_What to produce_
Check every line of the entries below for the word "Casual", and copy the ones that have it.

○ ○ ○ ○

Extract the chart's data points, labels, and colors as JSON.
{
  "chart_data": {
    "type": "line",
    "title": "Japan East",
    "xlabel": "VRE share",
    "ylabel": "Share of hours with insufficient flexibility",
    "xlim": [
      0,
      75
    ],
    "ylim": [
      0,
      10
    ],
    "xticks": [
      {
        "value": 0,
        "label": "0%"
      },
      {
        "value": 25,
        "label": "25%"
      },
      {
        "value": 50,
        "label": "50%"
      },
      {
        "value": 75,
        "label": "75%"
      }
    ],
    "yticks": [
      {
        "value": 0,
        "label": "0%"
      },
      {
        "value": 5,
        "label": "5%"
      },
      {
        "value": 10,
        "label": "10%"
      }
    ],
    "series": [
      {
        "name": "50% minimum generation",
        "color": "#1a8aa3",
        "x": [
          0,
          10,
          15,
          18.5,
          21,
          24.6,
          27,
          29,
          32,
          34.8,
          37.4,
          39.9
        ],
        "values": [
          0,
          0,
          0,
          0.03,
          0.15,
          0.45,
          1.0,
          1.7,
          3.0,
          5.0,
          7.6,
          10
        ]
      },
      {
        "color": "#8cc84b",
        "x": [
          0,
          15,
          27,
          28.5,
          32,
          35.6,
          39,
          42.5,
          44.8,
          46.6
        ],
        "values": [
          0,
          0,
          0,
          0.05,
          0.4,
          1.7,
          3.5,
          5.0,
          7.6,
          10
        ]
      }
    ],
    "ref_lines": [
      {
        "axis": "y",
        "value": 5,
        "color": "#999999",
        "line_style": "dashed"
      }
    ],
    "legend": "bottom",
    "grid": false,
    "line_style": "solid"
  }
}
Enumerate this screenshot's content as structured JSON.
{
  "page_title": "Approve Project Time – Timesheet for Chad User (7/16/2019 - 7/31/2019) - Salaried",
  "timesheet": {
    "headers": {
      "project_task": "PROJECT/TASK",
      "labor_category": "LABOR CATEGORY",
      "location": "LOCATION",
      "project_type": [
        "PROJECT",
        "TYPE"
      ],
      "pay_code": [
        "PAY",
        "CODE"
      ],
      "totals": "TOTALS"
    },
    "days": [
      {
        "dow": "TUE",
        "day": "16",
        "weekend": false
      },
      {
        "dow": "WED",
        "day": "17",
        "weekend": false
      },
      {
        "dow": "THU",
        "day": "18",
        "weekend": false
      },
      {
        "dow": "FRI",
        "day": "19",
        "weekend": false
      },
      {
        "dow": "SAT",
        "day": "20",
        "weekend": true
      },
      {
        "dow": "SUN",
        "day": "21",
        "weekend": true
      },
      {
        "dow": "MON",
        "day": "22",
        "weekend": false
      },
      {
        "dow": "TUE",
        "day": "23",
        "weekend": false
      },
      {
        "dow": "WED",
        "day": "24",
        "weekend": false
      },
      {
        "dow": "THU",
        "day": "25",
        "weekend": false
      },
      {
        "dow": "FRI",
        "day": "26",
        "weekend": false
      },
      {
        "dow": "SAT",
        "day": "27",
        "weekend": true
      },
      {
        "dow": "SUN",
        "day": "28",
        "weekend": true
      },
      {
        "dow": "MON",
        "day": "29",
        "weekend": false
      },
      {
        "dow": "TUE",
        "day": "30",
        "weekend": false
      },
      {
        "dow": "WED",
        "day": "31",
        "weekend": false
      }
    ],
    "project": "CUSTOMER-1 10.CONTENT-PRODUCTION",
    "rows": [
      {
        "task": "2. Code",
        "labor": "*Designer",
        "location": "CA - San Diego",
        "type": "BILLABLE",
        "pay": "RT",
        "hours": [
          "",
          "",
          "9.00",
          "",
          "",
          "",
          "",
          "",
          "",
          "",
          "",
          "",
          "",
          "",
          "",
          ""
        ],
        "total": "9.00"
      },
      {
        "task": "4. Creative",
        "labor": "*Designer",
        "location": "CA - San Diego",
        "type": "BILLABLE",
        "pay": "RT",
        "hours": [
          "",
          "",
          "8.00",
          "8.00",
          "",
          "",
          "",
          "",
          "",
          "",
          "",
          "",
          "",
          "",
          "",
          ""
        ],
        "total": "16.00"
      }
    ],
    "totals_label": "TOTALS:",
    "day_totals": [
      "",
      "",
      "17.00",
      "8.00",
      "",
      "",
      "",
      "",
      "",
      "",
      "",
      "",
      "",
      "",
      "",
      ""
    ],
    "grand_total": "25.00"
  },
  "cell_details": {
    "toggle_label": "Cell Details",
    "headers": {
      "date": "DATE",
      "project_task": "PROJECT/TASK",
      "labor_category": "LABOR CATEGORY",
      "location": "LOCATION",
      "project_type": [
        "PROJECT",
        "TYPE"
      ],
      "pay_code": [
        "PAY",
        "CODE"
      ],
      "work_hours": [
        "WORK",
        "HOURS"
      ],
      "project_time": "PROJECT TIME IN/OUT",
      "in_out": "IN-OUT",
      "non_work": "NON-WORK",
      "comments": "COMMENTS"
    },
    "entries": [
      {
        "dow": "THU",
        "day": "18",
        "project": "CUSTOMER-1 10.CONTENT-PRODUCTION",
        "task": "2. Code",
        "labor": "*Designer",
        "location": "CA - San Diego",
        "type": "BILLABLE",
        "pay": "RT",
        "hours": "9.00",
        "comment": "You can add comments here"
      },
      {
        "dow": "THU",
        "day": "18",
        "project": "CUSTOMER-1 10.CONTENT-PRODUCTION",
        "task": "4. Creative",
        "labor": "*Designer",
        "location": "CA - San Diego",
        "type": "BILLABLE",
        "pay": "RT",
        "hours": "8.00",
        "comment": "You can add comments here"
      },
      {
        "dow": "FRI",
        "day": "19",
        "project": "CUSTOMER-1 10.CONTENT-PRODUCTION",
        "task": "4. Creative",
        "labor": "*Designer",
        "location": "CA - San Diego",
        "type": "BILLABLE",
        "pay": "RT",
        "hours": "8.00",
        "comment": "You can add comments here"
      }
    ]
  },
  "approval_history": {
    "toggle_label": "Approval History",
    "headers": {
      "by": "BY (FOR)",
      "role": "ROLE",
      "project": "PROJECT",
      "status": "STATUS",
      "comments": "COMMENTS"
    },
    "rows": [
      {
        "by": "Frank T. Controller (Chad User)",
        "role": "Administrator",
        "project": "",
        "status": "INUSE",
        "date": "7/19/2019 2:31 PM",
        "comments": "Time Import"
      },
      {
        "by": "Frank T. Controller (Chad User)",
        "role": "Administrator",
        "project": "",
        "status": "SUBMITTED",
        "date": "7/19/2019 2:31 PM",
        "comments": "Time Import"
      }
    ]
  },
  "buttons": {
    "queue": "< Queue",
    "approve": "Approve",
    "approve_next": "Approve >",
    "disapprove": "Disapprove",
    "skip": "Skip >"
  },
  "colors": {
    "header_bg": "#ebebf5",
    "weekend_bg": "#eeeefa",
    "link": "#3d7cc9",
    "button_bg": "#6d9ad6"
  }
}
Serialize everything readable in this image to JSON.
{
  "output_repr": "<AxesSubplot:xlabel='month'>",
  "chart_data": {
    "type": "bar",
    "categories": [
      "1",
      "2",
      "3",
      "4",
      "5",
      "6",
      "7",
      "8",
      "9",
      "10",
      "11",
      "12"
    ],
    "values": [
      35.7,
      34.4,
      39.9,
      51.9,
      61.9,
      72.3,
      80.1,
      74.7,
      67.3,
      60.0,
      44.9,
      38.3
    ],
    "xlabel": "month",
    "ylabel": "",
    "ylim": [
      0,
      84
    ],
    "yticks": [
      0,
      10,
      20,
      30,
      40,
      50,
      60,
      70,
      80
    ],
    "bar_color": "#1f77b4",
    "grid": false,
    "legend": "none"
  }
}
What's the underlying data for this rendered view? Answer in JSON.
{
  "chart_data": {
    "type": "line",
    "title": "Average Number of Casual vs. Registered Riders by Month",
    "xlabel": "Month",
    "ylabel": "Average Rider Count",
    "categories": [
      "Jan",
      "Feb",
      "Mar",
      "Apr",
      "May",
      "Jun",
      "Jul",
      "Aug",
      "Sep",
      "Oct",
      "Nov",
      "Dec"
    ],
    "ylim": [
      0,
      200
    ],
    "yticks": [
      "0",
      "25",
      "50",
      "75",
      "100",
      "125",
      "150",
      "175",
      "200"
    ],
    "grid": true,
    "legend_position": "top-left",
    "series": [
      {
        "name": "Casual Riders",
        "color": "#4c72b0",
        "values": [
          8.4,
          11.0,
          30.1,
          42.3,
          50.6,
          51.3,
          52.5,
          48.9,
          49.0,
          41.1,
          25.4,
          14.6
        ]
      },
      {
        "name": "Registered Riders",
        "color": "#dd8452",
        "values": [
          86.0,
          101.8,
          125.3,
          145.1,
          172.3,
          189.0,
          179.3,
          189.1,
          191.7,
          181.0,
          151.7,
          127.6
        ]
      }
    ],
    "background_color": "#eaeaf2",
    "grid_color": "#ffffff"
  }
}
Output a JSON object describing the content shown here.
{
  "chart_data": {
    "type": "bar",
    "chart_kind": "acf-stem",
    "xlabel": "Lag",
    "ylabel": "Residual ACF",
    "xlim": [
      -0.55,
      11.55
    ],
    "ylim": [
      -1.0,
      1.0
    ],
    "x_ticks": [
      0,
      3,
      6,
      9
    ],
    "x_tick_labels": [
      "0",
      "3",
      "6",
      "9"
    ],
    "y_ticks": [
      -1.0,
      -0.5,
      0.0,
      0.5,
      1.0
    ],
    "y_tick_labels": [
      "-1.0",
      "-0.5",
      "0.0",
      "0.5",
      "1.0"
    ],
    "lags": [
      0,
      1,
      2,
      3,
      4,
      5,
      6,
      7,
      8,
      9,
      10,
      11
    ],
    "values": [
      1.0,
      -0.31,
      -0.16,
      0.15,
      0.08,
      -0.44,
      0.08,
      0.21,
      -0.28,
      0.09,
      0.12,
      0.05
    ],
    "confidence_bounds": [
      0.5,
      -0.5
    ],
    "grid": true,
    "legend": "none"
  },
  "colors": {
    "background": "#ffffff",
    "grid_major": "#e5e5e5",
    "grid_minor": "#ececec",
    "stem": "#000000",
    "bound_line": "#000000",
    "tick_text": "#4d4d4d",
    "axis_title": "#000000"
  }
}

○ ○ ○ ○

_Full answer_
    "title": "Average Number of Casual vs. Registered Riders by Month",
        "name": "Casual Riders",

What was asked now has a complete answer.